2012年7月31日火曜日

最近見た映画から

先週からやっと試写に行けるようになりました。その前は週に1、2本しか見られなかった。
とはいっても、昔に比べて、うちに来る試写状の数がめっきり減っているのですが、それでも非常勤講師の授業に追われていると消化できない。

さて、月曜はジェームズ・アイヴォリーの久々の新作「最終目的地」。2009年の作品なので、公開がだいぶ遅れています。「上海の伯爵夫人」に続いて、真田広之が出演。主役のアンソニー・ホプキンスとゲイの関係にある役で、あのレクター博士と真田広之のキスシーンがありますよ!(って、別に衝撃的なシーンではありませんが)。
内容は、ウルグアイの山奥にある屋敷に住む、自殺した作家の妻、愛人、兄などのところへ、作家の伝記を書きたいアメリカの大学講師が許可をもらいに来るという話。で、この講師が蜂に刺されて病院へ運ばれたので、アメリカから恋人がやってきて、というところでいろいろと急展開するのですが、人里離れた屋敷に集まる人々と、そこから生まれる変化、という点では、フォースターの小説をアイヴォリーが映画化した「ハワーズ・エンド」と共通する面があります。主演もホプキンスだし、都会が似合う人物と田舎が似合う人物の対比とか、わりと昔のアイヴォリーに共通する世界でした。「上海の伯爵夫人」が私にはつまらなかったので、これは比較的よかったです。

これ以外では、「オフサイドガールズ」のジャファール・パナヒ監督がイランで、映画製作20年間禁止とか、とんでもない刑を宣告されてしまい、そんな中、自宅でひそかに撮って海外に流出させた「これは映画ではない」というのが面白かったです。ドキュメンタリーのように見えますが、最後に出てくる大学院生は、あれはほんとに大学院生なの? 役者じゃないの? って感じで、なんとも不思議な映画ですが、それにしても、イランは……むむむ。

残念だったのは、クローネンバーグの「危険なメソッド」。アメリカでは批評家の評価がものすごく高いのですが、私はこういう理詰めでクリアーなクローネンバーグは面白くない。確かに役者はすばらしいです。キーラ・ナイトレー、ヴィゴ・モーテンセン、マイケル・ファスベンダー、ヴァンサン・カッセルなどなど。しかし、フロイトとユングとユングの愛人だった女性をめぐる話って、別に面白くもなんともないが。クローネンバーグらしいおどろおどろしさとか、摩訶不思議さとか、全然ないんだもの。役者がすばらしくて、映像がきれいで、って、別にクローネンバーグじゃなくたって…。

> 一覧:
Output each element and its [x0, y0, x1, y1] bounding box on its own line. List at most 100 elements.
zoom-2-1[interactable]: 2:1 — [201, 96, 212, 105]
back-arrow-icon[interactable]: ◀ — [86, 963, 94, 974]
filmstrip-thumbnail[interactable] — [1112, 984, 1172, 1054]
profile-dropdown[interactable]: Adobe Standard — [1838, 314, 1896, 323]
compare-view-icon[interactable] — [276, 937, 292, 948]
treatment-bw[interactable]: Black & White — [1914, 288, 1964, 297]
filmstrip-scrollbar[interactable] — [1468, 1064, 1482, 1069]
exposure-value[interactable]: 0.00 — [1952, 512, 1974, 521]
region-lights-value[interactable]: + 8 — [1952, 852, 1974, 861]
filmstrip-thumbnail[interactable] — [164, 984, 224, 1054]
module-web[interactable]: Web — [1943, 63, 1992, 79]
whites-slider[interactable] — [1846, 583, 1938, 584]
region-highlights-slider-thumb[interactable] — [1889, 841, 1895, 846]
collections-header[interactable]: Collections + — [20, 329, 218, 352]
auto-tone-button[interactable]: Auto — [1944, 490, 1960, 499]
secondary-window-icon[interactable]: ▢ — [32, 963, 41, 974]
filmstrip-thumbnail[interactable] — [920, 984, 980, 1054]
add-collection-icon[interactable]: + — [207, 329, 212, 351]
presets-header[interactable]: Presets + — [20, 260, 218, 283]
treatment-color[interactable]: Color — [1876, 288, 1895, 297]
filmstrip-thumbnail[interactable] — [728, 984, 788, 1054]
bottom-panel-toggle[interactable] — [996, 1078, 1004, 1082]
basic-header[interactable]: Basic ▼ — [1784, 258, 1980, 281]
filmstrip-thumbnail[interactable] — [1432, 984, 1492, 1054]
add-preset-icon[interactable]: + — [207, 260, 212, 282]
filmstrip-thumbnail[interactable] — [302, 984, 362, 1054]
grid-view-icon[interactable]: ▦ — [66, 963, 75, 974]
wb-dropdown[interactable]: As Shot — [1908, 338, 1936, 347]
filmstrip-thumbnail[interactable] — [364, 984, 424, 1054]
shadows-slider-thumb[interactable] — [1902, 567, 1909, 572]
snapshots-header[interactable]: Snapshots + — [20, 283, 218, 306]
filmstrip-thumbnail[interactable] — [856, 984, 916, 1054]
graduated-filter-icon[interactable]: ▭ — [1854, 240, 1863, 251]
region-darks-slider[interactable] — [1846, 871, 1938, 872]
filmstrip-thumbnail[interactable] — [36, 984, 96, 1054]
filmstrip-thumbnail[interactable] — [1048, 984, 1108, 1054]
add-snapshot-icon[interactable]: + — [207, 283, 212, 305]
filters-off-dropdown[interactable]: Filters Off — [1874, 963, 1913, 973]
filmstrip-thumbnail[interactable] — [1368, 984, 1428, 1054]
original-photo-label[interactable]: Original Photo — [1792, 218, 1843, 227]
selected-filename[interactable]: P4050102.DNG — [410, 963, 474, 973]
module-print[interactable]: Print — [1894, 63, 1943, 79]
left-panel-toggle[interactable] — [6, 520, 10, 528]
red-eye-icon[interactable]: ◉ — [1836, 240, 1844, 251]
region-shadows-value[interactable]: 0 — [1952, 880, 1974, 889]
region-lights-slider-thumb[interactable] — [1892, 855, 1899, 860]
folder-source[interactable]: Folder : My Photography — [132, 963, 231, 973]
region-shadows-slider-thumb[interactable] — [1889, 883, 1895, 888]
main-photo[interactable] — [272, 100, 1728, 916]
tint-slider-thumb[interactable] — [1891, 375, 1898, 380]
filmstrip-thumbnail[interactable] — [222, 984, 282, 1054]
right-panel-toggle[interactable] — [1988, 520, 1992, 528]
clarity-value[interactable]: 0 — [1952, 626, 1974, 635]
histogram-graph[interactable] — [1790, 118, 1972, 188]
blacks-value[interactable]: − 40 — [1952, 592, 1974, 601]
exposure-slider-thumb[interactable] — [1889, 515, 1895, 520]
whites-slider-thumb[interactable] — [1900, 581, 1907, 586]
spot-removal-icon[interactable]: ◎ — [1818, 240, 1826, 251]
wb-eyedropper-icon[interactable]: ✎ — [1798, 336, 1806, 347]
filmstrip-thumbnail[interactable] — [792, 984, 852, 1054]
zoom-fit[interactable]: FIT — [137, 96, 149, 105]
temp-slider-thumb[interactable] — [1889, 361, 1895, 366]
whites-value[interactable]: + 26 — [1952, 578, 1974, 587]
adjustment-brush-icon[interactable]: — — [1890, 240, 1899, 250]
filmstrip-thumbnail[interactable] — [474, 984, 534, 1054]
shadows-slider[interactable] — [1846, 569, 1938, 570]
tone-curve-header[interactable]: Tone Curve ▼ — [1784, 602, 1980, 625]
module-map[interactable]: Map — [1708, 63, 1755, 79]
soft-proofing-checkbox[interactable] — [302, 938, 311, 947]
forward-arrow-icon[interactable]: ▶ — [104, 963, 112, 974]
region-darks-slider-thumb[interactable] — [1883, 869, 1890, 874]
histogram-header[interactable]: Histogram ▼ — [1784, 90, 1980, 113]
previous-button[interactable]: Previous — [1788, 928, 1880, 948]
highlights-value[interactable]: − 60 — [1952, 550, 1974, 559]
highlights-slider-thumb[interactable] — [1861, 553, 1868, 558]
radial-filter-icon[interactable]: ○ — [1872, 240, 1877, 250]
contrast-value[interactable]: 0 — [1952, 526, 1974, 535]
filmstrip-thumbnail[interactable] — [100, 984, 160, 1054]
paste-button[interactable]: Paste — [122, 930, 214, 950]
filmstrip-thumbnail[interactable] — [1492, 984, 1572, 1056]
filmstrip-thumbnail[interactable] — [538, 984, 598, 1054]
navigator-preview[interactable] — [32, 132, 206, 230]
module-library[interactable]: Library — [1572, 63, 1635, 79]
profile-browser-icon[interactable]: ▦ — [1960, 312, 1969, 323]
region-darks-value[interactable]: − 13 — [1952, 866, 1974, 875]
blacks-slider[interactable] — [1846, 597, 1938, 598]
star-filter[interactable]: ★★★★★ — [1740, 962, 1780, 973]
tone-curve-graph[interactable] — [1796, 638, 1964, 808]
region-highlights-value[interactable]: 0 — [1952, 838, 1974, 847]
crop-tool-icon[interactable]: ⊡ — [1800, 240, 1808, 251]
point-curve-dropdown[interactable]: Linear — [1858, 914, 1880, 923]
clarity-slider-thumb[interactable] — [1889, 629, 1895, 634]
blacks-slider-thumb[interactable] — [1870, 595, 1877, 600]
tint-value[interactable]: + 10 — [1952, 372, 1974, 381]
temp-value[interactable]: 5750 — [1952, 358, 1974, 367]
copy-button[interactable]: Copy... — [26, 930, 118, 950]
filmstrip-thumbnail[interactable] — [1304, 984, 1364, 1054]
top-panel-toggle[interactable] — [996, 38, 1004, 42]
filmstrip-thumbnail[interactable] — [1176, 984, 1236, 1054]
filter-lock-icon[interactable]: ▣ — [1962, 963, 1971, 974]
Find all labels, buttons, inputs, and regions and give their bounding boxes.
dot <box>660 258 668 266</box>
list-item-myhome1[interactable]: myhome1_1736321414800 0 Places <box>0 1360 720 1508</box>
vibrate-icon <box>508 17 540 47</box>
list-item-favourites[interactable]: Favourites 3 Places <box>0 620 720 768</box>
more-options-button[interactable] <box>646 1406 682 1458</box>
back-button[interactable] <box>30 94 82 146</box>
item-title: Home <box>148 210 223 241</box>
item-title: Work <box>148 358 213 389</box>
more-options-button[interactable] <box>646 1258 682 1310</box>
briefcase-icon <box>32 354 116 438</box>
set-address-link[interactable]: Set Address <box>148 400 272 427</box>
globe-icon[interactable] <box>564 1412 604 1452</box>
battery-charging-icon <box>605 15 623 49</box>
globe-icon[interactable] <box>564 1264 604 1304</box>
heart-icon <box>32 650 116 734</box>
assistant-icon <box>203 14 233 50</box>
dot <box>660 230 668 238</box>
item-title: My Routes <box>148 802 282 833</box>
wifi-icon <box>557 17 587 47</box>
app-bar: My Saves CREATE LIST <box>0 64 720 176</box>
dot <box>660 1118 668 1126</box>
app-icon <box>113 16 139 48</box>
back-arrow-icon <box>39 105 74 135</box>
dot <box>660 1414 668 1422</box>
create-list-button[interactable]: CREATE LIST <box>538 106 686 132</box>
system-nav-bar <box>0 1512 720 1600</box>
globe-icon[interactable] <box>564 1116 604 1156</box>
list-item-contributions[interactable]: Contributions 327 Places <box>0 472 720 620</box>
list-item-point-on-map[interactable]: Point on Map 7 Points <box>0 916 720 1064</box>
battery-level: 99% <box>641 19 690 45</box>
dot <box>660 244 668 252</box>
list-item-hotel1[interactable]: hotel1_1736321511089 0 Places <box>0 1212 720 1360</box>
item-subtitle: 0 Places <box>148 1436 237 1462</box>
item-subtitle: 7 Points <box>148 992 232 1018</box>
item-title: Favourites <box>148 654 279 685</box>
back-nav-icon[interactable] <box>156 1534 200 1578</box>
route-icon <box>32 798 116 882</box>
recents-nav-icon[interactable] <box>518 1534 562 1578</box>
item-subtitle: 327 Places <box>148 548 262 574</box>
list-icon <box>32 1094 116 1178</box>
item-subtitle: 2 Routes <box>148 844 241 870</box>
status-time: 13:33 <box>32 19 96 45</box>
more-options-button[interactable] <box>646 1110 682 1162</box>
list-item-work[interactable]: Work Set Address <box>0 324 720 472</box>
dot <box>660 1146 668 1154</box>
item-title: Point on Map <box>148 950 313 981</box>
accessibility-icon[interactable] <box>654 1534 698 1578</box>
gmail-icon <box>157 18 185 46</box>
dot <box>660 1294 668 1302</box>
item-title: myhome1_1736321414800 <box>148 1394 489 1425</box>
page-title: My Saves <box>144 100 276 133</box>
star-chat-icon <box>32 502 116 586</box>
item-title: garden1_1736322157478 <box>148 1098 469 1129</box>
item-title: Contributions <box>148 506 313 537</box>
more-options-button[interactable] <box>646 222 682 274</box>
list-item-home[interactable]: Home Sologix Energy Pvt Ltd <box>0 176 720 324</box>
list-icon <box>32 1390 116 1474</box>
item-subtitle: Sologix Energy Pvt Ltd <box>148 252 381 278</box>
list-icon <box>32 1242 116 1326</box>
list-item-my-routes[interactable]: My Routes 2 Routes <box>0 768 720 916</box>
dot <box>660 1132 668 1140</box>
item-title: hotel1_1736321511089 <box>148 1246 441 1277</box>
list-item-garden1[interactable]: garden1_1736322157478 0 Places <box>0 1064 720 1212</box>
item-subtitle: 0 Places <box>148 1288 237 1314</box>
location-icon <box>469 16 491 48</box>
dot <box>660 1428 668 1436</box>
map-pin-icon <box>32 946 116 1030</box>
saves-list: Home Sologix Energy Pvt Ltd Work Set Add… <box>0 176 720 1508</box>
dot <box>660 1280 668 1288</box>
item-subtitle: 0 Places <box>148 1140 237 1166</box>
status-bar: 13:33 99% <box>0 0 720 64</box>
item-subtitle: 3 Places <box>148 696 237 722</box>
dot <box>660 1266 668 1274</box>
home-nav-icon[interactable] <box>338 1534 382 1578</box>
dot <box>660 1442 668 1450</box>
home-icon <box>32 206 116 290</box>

> 練習課題:
- 1) 次の(a)〜(c)が本文の内容と合っているかどうかを、「はい」か「いいえ」で答えてください。決め手となる本文の言葉もそのまま引用してください。(a)「最終目的地」は2009年の作品である。(b)筆者は「上海の伯爵夫人」を面白いと感じた。(c)「危険なメソッド」はアメリカの批評家の評価が低い。
- 2) 本文によると、ジャファール・パナヒ監督がイランで宣告された刑は何ですか。
- 3) 最近見た映画についての本文を、最後の文の後から続けて書き進めてください。
一覧は本文とは別の資料です。

> 解答:
- 1)
(a)はい。「2009年の作品なので、公開がだいぶ遅れています」
(b)いいえ。「「上海の伯爵夫人」が私にはつまらなかった」
(c)いいえ。「アメリカでは批評家の評価がものすごく高い」

- 2) 映画製作20年間禁止という刑です。

- 3)
もう1つ、残念だったのは、岩井俊二監督の「ヴァンパイア」。吸血鬼志願者と、自殺志願者がネットで知り合って、お互いの利益が一致して、という話ですが、今、日本ではいじめで自殺とか問題になってるのに、この映画では自殺志願者はほんとに自殺志願者なのかな、と思うくらいのほほんとしているのです。「リリイ・シュシュのすべて」の登場人物はそうじゃなかったのに、なんだ、これは、という感じです。おまけに、カナダで撮影して、外国人俳優を使っているので、ほんと、絵空事に見える。カナダはヴァンクーヴァーのあたりのようですが、別にどこでもいい、北米らしく見えればいいというくらいにしか見えない。サラ・ポーリーが「テイク・ディス・ワルツ」でノバスコシアとトロントにこだわったような、土地への思いが何もない感じなのです(これはやはりカナダで撮った荻上直子の「トイレット」もそうだったが)。
面白かったのは、主人公の母親がアルツハイマーで、外に出ないように、白い風船をたくさんつけた拘束衣を着せられているのですが、これがまるで白い天使のように表現されているのですね。ここはユニークだと思いましたが、その一方で、映像的には非常に既視感のあるもの、過去に映画で何度も見たような映像なのです。風船が羽根だったら、いくらでも思いつく。その辺が、ユニークだけど実はデジャヴで新しくないという、やはりキビシイのでした。